--- WHAT IS REQUIRED ---
Count every line that holds the string "actors", then give that number alone.

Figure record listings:
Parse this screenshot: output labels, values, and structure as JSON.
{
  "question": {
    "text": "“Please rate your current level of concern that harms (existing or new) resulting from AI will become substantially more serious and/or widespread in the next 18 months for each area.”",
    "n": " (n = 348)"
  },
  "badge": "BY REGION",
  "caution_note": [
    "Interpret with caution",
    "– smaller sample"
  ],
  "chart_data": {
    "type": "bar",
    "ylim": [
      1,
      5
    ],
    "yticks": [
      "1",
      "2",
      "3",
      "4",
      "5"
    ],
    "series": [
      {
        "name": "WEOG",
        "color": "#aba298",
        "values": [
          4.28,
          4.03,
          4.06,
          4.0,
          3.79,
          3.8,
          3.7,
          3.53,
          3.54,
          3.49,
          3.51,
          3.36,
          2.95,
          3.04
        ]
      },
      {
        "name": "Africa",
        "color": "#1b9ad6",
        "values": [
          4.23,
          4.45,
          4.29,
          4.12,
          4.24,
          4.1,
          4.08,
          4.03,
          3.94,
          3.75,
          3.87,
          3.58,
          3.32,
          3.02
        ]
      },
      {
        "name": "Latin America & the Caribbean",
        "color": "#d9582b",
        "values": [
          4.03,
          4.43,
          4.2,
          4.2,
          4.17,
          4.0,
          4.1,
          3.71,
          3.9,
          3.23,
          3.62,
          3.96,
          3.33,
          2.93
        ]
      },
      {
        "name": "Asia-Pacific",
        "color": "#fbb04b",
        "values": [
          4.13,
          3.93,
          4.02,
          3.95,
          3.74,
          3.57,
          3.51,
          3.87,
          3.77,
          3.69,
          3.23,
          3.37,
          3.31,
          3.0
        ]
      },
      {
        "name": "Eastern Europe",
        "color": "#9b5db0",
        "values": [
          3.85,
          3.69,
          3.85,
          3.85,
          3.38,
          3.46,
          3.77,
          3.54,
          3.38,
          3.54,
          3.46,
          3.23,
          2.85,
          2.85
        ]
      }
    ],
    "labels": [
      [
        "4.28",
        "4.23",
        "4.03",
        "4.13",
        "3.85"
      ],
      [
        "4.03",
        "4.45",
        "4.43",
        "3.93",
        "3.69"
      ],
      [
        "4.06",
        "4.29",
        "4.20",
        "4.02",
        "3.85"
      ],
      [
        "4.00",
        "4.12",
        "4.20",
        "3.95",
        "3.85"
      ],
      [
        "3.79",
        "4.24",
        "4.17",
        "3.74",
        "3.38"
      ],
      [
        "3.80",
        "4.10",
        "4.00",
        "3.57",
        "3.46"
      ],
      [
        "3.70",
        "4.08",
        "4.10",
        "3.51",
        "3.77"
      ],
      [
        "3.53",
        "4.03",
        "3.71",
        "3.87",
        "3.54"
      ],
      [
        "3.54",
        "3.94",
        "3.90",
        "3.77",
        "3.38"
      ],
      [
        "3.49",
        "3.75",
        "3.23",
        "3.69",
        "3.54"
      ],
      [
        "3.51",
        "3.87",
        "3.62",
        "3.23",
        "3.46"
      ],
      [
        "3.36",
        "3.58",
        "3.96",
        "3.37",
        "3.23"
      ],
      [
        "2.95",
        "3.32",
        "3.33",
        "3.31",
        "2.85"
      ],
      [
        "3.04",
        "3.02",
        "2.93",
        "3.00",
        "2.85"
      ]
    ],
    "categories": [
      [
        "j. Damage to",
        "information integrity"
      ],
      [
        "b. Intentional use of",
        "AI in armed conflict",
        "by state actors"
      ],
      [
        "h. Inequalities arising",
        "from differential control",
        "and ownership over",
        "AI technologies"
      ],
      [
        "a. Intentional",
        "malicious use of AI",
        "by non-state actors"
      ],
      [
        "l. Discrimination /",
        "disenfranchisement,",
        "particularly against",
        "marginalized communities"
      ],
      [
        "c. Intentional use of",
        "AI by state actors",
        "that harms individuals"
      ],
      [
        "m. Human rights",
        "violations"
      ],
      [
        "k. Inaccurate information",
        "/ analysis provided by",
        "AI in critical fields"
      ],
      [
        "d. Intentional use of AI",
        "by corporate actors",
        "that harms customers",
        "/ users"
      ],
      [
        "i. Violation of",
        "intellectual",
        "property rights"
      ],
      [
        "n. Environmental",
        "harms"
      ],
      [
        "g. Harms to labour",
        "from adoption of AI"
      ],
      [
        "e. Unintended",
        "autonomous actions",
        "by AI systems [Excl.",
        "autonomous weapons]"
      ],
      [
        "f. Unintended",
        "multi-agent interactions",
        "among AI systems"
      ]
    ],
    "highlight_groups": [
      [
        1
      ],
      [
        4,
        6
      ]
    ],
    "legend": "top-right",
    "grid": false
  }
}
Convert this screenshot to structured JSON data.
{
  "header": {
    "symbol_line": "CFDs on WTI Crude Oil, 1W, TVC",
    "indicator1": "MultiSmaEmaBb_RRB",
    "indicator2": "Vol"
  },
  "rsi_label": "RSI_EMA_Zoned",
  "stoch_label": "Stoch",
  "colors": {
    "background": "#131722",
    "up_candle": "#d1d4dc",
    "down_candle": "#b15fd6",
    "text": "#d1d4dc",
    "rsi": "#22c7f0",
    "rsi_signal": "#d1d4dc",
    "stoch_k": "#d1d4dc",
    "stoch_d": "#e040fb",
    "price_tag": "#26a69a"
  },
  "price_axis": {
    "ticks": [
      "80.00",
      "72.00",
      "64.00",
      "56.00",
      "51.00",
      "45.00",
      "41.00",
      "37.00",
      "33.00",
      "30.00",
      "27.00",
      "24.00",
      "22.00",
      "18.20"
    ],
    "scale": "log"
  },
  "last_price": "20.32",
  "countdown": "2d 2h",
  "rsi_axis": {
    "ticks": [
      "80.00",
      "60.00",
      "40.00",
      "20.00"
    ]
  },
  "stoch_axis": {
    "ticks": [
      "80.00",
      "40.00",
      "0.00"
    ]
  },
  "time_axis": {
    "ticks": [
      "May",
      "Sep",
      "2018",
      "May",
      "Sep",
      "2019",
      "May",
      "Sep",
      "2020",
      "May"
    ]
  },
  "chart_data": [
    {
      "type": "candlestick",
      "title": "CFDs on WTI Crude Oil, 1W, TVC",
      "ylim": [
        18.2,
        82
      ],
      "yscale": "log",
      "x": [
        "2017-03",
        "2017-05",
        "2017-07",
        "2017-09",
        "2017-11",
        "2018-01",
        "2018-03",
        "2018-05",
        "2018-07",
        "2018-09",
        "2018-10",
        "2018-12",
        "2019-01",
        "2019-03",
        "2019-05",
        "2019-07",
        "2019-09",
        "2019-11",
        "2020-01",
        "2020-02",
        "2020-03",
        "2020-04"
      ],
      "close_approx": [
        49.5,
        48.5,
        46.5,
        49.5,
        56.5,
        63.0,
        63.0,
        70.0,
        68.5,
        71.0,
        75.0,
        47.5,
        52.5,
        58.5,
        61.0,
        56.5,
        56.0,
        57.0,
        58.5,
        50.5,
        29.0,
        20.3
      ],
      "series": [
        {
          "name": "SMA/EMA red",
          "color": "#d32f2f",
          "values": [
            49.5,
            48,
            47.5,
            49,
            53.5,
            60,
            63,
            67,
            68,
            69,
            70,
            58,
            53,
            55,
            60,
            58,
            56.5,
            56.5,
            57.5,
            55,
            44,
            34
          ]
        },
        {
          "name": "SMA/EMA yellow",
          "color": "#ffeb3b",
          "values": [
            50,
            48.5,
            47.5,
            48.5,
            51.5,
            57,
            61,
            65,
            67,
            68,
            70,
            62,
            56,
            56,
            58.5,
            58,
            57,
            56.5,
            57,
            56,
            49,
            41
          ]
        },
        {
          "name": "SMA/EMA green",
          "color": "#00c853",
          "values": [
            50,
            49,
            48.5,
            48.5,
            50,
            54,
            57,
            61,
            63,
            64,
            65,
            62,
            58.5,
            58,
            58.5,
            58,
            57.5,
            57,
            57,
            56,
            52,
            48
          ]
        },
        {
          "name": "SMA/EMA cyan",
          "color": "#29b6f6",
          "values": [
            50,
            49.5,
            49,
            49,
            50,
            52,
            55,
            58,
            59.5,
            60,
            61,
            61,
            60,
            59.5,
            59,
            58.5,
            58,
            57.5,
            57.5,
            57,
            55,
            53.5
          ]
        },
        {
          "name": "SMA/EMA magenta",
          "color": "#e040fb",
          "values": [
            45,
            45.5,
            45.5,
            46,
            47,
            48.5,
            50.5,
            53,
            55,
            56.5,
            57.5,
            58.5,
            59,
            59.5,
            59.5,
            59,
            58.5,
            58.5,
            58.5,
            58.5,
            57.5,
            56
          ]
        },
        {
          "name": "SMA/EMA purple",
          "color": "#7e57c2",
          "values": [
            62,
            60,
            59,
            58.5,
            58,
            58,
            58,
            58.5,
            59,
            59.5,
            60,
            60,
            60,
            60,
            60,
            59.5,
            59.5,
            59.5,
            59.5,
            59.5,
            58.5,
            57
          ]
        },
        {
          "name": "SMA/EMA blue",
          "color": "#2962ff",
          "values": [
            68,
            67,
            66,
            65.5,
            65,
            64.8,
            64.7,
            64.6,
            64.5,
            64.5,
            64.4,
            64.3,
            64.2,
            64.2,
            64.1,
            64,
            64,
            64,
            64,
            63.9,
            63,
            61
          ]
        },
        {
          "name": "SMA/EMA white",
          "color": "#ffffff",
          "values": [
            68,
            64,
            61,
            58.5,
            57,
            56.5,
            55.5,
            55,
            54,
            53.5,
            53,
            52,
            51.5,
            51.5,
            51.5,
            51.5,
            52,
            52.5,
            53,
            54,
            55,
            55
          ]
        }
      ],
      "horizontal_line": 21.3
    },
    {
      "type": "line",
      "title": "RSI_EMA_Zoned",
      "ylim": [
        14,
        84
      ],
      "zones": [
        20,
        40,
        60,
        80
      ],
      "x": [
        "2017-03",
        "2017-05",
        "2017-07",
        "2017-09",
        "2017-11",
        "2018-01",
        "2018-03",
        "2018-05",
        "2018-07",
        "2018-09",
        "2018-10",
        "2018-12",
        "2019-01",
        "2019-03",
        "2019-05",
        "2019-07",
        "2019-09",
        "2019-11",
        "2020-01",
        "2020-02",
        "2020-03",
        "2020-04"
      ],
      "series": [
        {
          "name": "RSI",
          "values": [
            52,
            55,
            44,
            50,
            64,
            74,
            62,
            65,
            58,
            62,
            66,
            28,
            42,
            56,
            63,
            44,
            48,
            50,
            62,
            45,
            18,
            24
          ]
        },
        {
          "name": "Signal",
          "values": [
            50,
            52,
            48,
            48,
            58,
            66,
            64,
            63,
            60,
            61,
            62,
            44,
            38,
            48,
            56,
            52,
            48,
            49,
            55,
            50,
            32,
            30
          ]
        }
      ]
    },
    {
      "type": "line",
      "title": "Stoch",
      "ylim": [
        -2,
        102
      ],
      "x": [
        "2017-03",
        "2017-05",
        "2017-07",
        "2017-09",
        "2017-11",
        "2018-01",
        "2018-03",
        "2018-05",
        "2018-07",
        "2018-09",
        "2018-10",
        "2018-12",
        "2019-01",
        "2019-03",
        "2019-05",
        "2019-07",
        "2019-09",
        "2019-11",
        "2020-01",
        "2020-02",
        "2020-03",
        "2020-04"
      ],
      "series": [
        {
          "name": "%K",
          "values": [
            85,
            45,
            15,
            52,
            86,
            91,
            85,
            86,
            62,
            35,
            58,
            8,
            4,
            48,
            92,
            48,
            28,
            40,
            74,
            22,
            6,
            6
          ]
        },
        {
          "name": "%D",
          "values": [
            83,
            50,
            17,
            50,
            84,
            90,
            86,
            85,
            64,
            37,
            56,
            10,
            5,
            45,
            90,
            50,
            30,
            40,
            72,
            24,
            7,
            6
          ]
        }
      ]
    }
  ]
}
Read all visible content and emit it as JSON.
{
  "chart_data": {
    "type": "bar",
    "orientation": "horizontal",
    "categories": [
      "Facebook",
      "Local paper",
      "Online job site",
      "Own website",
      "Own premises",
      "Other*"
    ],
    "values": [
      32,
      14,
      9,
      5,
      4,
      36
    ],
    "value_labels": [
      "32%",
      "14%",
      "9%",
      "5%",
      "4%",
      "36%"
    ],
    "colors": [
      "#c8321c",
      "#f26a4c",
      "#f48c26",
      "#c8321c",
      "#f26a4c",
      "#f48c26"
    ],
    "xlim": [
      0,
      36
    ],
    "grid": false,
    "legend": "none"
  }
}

--- RESPONSE BELOW ---
4